# Start of Exercise materials
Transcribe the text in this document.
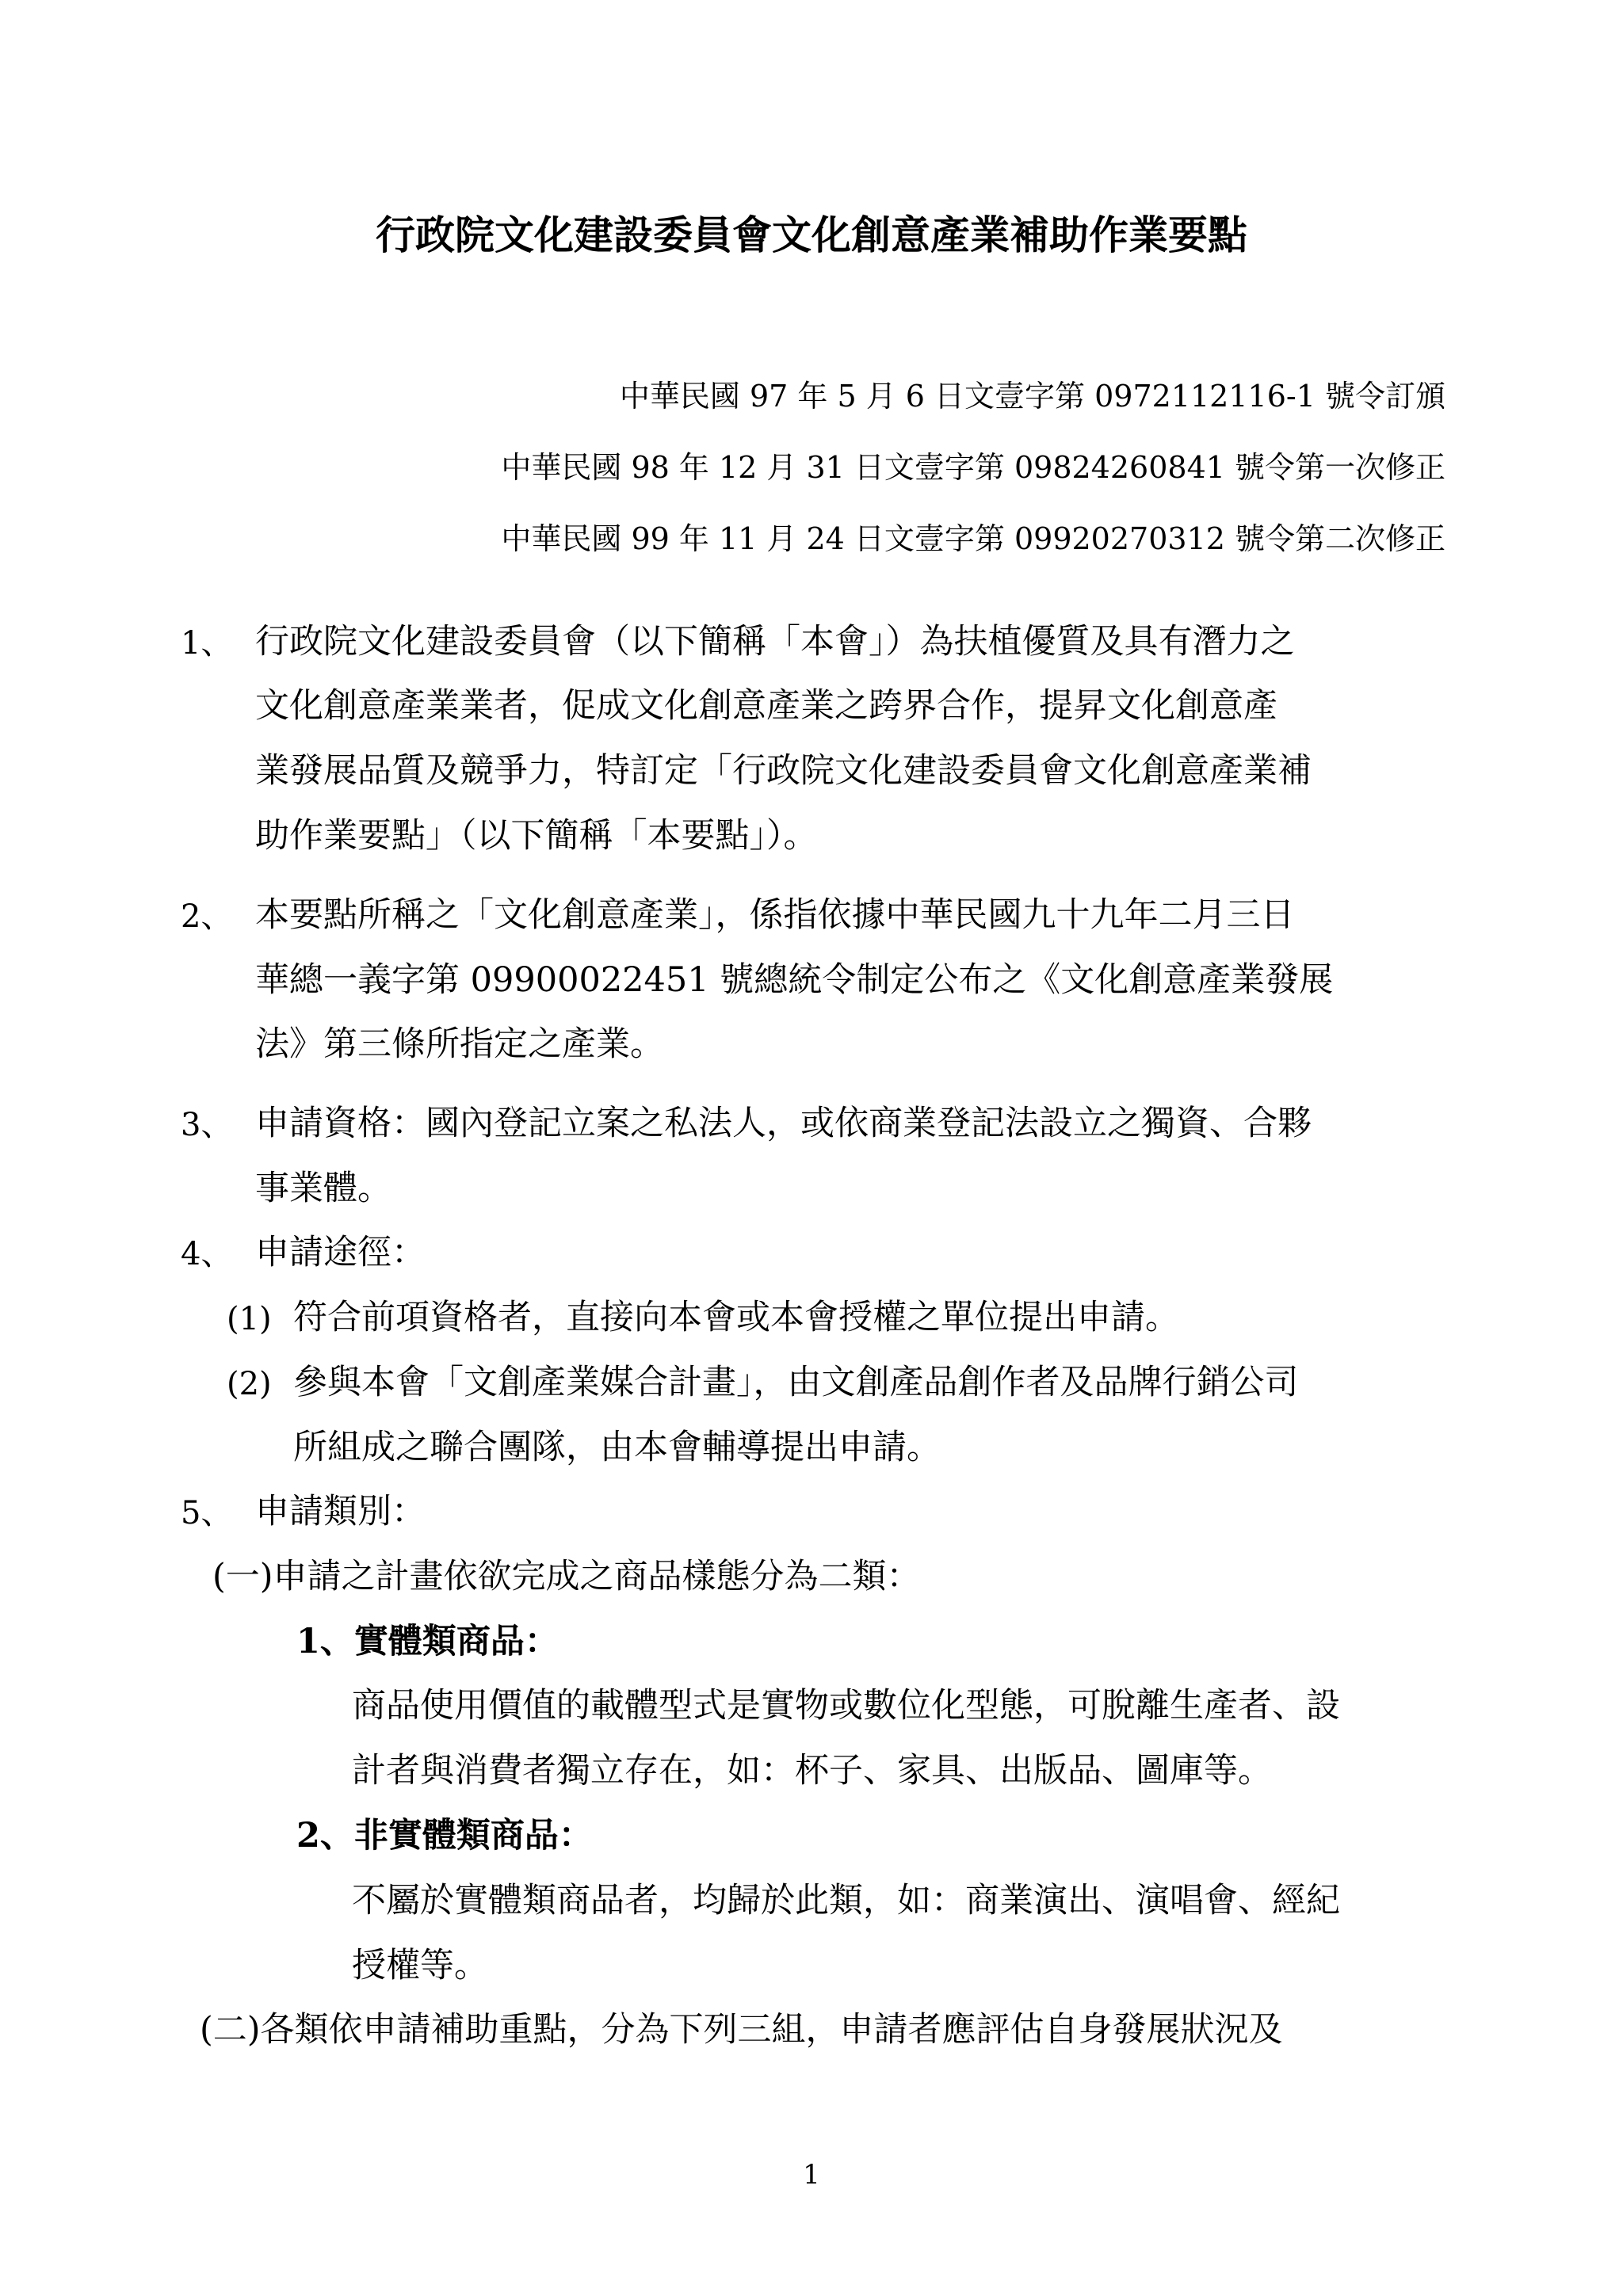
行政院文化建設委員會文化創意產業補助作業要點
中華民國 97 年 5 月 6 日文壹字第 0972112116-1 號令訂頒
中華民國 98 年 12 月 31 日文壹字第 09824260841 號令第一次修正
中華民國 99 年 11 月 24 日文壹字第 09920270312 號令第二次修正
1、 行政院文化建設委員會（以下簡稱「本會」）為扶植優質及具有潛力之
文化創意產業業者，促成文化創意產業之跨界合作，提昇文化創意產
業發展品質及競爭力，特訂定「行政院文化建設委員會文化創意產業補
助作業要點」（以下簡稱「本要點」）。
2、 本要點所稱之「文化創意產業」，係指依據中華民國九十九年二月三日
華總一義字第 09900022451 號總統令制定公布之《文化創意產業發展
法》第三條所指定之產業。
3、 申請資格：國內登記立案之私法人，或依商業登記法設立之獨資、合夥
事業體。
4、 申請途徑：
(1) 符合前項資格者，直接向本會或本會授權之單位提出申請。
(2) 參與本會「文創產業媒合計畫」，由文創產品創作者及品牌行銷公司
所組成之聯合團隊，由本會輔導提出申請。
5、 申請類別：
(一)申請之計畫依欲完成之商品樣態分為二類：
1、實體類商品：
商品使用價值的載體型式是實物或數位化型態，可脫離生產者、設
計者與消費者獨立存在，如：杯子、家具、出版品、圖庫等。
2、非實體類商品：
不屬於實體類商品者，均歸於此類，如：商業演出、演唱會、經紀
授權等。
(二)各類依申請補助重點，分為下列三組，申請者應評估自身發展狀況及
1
# End of Exercise materials
▸ Work required: Except for the pictures, give all the material above again verbatim.

▸ Answer for this exercise:
Transcribe the text in this document.
行政院文化建設委員會文化創意產業補助作業要點
中華民國 97 年 5 月 6 日文壹字第 0972112116-1 號令訂頒
中華民國 98 年 12 月 31 日文壹字第 09824260841 號令第一次修正
中華民國 99 年 11 月 24 日文壹字第 09920270312 號令第二次修正
1、 行政院文化建設委員會（以下簡稱「本會」）為扶植優質及具有潛力之
文化創意產業業者，促成文化創意產業之跨界合作，提昇文化創意產
業發展品質及競爭力，特訂定「行政院文化建設委員會文化創意產業補
助作業要點」（以下簡稱「本要點」）。
2、 本要點所稱之「文化創意產業」，係指依據中華民國九十九年二月三日
華總一義字第 09900022451 號總統令制定公布之《文化創意產業發展
法》第三條所指定之產業。
3、 申請資格：國內登記立案之私法人，或依商業登記法設立之獨資、合夥
事業體。
4、 申請途徑：
(1) 符合前項資格者，直接向本會或本會授權之單位提出申請。
(2) 參與本會「文創產業媒合計畫」，由文創產品創作者及品牌行銷公司
所組成之聯合團隊，由本會輔導提出申請。
5、 申請類別：
(一)申請之計畫依欲完成之商品樣態分為二類：
1、實體類商品：
商品使用價值的載體型式是實物或數位化型態，可脫離生產者、設
計者與消費者獨立存在，如：杯子、家具、出版品、圖庫等。
2、非實體類商品：
不屬於實體類商品者，均歸於此類，如：商業演出、演唱會、經紀
授權等。
(二)各類依申請補助重點，分為下列三組，申請者應評估自身發展狀況及
1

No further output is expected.